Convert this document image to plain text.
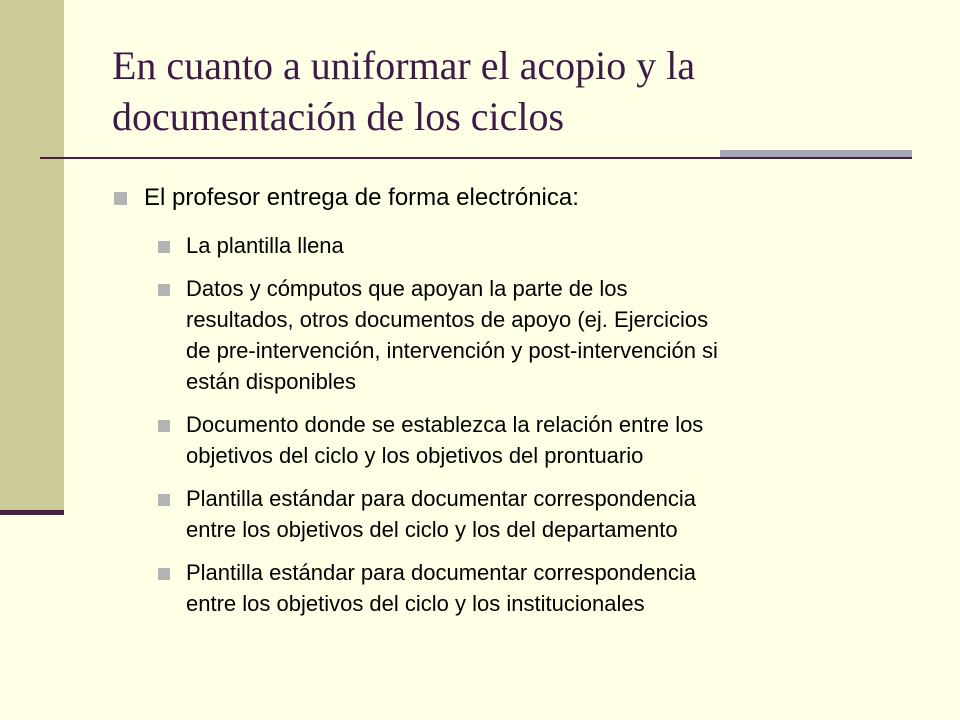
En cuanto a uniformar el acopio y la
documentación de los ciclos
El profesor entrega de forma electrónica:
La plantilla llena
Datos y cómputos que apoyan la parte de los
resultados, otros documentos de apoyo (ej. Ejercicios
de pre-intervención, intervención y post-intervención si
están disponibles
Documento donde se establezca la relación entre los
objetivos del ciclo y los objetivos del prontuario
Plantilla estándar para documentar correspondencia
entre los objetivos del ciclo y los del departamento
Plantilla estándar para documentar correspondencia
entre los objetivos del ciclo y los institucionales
----
Problem to solve →
Find each line holding "objetivos". Copy it out.

Solution →
objetivos del ciclo y los objetivos del prontuario
entre los objetivos del ciclo y los del departamento
entre los objetivos del ciclo y los institucionales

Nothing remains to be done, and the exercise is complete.